Figure record listings:
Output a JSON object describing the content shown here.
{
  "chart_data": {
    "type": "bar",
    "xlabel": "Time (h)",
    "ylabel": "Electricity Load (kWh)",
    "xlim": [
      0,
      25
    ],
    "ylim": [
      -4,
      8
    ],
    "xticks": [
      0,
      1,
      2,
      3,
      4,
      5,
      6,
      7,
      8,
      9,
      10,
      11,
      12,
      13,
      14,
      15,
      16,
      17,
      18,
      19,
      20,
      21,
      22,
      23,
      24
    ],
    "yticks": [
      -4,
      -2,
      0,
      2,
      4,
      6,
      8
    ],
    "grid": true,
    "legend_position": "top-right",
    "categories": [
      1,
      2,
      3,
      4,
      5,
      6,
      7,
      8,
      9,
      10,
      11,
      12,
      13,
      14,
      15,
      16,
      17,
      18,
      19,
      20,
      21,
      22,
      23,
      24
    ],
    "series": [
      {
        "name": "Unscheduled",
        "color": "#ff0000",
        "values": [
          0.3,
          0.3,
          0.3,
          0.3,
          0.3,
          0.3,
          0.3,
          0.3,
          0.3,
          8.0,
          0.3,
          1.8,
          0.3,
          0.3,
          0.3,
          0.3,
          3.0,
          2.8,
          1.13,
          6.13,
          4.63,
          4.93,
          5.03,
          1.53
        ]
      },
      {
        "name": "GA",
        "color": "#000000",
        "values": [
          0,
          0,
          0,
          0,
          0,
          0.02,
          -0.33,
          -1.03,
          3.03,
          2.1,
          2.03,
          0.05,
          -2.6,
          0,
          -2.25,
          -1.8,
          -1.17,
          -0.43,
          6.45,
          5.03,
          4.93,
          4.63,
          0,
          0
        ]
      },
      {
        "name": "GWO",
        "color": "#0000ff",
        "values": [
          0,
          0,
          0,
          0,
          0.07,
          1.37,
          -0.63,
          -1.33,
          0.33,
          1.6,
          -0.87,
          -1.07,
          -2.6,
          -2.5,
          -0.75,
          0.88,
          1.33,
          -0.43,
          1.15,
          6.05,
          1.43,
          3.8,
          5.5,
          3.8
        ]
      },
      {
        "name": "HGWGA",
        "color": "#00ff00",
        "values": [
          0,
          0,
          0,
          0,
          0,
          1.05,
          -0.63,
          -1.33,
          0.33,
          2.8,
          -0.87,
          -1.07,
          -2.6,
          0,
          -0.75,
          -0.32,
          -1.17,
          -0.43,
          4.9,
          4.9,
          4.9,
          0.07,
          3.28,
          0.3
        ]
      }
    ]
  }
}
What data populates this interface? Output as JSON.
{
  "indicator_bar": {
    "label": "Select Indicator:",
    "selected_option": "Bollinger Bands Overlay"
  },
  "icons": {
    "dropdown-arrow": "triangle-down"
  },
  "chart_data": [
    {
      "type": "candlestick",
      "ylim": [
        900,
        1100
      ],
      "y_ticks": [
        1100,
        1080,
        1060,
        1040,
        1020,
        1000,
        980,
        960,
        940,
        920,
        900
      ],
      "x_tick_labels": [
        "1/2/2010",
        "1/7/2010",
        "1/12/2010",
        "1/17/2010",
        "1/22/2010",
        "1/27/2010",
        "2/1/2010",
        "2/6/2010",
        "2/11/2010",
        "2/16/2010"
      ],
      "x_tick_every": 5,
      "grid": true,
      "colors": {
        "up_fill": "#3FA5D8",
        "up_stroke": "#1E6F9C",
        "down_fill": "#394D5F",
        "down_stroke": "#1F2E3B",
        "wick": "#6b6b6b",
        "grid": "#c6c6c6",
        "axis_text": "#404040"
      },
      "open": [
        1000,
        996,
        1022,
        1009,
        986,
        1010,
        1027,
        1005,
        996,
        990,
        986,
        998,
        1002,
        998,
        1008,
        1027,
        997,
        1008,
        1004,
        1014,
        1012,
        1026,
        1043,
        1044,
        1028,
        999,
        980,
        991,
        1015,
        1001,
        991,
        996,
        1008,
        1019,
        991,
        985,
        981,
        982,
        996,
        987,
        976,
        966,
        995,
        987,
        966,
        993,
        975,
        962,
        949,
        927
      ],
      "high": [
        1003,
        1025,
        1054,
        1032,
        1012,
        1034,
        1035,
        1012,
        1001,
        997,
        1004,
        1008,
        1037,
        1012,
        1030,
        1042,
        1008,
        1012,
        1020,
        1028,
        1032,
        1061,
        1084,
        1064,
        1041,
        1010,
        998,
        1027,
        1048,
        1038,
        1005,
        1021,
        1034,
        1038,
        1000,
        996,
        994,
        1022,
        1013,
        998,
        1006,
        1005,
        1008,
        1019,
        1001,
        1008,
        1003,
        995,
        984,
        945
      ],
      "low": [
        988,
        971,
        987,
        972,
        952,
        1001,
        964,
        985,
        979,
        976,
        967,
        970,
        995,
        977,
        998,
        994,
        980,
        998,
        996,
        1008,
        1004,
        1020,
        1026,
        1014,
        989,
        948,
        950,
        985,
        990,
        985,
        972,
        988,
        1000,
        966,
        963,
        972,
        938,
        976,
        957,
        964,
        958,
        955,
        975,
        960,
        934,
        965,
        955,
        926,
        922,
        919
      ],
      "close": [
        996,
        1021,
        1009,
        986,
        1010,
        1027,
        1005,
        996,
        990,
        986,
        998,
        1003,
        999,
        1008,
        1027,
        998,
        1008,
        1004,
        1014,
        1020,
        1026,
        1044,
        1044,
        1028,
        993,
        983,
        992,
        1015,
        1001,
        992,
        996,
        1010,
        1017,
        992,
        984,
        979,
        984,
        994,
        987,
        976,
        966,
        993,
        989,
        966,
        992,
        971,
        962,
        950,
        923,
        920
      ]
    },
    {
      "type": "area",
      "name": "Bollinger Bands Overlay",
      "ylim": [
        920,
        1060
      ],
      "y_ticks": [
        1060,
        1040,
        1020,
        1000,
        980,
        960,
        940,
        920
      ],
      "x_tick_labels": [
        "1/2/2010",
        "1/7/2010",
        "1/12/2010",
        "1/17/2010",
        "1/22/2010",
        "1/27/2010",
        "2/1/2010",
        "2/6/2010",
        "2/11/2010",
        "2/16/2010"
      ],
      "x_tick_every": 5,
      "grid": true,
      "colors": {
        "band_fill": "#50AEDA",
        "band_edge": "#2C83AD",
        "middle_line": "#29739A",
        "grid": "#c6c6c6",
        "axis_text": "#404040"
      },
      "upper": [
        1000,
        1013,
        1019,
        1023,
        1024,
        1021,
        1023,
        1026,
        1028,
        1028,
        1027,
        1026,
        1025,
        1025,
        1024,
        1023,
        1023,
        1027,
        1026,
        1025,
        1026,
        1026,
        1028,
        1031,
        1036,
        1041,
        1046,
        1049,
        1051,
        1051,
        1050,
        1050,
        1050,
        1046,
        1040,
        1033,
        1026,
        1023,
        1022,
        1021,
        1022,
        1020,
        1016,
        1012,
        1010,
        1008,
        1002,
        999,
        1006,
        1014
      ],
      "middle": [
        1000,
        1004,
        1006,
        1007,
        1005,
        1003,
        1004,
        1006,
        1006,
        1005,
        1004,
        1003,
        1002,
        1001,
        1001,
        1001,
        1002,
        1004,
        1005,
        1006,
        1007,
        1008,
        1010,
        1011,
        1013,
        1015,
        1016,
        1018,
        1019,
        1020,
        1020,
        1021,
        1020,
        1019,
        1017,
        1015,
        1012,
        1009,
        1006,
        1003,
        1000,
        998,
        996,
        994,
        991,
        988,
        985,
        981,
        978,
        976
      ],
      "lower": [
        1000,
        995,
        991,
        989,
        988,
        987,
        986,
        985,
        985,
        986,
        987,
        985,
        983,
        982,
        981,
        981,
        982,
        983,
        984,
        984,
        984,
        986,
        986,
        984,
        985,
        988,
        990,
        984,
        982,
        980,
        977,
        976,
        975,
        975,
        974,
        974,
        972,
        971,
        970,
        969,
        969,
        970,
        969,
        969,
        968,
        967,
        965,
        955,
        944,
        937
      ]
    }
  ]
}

Aim of the exercise :: Copy every line of the entries above in which "Bollinger" occurs.

Full output ::
    "selected_option": "Bollinger Bands Overlay"
      "name": "Bollinger Bands Overlay",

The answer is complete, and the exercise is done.